REQUIREMENTS:
Where a line of the listing below includes the word "name", reproduce that line.
## Start DATA EXTRACT
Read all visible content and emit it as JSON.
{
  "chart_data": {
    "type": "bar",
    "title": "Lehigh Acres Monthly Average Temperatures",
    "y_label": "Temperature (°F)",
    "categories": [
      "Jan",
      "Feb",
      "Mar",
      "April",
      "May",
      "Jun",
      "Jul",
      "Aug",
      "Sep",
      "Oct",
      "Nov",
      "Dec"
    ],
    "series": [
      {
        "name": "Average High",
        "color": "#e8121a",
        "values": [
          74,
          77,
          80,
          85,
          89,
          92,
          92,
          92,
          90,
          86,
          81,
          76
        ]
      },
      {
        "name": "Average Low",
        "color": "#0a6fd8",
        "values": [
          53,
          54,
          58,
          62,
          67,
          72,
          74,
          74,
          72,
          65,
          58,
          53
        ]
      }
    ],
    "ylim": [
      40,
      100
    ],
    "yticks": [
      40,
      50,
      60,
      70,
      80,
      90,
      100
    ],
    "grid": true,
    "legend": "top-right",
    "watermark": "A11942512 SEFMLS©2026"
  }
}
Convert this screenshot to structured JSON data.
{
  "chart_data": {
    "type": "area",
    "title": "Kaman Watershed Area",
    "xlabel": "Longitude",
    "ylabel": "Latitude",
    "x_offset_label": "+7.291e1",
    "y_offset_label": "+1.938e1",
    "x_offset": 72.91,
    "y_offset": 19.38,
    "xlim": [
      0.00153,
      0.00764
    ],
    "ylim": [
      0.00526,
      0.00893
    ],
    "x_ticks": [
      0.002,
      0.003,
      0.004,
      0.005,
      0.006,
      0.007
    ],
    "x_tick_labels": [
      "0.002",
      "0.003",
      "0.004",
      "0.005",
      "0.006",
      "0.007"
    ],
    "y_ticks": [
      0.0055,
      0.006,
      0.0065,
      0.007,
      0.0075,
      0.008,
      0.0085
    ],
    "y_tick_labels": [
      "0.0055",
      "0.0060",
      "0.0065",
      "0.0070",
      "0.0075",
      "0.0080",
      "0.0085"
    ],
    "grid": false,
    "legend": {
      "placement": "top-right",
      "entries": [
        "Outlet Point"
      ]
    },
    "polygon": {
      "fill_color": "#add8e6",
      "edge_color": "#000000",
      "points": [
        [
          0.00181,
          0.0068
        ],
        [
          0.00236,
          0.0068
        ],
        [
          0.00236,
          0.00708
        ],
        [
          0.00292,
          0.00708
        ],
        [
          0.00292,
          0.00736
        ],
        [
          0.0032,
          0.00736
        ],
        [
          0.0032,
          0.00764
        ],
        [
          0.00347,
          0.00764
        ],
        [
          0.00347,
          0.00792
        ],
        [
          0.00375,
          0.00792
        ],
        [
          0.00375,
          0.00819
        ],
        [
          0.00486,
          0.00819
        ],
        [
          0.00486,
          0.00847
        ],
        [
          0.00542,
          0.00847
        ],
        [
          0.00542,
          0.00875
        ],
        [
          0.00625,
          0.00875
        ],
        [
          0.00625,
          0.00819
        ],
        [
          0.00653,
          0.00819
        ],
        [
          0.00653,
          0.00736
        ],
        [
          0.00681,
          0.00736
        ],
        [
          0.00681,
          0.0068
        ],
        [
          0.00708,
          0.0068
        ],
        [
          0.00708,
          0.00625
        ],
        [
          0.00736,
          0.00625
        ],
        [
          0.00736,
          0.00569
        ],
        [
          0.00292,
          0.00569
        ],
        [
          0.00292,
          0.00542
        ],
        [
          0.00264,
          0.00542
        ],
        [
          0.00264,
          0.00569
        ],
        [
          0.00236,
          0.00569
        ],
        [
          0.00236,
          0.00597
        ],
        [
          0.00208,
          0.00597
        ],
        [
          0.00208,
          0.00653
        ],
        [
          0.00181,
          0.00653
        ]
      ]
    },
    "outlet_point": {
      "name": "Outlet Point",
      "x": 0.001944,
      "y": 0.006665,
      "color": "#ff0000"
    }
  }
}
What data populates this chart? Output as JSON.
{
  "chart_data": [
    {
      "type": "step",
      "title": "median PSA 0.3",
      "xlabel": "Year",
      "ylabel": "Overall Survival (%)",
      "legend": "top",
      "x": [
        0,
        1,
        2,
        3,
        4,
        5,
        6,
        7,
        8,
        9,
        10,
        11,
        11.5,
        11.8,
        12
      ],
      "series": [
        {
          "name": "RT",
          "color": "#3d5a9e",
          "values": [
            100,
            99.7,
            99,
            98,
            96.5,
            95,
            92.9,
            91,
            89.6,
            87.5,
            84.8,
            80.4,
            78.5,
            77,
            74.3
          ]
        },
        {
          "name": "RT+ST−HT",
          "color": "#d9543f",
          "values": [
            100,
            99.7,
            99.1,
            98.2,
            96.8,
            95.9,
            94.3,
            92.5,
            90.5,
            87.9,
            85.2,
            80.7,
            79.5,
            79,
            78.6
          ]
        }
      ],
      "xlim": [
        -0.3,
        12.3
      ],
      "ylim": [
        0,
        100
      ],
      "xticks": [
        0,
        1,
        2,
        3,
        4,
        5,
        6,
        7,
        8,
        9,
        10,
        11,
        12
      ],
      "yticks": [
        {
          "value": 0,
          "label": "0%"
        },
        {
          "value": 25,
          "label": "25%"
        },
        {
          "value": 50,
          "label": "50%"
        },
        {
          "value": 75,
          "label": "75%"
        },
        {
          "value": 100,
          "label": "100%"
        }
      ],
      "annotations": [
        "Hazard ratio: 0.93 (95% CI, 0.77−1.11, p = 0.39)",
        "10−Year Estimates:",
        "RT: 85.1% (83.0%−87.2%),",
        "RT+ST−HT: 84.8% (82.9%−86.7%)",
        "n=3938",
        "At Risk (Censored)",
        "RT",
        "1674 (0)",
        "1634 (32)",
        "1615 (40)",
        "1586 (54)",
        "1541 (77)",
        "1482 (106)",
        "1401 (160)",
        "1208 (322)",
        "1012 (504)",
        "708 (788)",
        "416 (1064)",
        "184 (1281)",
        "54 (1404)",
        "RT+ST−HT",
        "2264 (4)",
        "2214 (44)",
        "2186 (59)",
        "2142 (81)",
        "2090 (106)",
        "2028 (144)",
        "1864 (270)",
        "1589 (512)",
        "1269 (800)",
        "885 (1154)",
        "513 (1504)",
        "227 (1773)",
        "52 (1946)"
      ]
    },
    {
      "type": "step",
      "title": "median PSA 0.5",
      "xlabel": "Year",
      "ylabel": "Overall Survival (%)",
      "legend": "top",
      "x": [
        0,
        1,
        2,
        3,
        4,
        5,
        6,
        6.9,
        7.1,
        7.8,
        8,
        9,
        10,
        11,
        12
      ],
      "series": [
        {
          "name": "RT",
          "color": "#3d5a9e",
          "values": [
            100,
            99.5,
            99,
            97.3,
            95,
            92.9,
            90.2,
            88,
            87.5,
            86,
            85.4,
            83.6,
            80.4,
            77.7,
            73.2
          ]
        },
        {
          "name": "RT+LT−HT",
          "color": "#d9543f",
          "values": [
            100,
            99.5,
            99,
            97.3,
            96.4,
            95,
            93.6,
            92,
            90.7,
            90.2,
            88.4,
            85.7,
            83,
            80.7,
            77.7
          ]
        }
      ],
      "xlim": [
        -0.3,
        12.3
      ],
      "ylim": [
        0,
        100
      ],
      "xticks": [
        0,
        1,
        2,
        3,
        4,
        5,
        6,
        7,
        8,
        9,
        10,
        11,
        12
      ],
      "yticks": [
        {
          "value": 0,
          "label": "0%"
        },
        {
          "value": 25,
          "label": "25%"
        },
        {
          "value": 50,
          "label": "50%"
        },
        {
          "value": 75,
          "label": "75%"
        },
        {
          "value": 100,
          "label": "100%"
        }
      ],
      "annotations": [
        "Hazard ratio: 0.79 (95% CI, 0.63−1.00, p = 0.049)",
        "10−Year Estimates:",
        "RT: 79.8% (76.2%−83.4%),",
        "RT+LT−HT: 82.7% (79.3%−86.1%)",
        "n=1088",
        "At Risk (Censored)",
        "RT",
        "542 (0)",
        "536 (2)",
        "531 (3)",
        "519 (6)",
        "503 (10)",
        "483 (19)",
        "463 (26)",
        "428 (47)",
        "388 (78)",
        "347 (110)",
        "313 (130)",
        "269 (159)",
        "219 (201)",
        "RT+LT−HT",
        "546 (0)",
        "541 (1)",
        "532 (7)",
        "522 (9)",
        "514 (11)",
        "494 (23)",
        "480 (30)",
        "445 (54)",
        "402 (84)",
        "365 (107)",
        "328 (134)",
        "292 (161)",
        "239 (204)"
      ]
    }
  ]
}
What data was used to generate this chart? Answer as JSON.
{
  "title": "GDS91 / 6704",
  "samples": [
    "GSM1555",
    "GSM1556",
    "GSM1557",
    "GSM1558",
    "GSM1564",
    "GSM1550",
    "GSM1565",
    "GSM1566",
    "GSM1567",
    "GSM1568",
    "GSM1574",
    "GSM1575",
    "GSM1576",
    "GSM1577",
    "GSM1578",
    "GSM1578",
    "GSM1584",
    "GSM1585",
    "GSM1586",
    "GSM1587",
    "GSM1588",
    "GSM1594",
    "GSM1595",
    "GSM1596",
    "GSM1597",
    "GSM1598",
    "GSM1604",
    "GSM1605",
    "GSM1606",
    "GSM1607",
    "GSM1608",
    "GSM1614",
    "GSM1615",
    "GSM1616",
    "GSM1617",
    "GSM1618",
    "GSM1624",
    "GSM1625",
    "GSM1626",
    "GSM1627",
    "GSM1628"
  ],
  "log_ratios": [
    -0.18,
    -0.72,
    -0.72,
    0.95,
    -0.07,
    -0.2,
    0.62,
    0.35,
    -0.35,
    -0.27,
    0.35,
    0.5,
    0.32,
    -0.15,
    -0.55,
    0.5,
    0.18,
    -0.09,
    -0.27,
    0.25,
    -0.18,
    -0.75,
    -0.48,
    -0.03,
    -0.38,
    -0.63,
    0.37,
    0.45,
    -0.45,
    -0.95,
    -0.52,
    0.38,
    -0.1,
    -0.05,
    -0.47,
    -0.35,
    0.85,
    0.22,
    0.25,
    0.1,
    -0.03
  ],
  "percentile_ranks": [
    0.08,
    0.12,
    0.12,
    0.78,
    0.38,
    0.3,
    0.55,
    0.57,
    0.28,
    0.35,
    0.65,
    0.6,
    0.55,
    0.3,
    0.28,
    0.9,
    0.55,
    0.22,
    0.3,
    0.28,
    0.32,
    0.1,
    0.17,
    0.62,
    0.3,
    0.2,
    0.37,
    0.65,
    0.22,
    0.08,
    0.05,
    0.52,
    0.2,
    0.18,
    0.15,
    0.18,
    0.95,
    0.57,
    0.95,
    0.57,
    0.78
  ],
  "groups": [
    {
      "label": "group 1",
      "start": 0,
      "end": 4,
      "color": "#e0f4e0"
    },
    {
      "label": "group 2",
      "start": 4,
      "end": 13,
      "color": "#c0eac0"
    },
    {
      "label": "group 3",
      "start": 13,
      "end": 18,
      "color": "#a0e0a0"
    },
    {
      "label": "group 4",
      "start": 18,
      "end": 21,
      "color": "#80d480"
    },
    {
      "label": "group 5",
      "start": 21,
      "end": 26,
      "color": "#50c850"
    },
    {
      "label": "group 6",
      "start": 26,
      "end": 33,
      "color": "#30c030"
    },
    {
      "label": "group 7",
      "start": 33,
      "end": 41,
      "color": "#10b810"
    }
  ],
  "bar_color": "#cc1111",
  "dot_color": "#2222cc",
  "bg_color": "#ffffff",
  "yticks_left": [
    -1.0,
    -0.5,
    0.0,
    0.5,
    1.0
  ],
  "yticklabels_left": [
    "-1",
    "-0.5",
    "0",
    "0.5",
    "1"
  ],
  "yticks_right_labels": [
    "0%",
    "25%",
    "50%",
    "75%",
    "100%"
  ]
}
## End DATA EXTRACT
RESPONSE TO THE EXERCISE:
        "name": "Average High",
        "name": "Average Low",
      "name": "Outlet Point",
          "name": "RT",
          "name": "RT+ST−HT",
          "name": "RT",
          "name": "RT+LT−HT",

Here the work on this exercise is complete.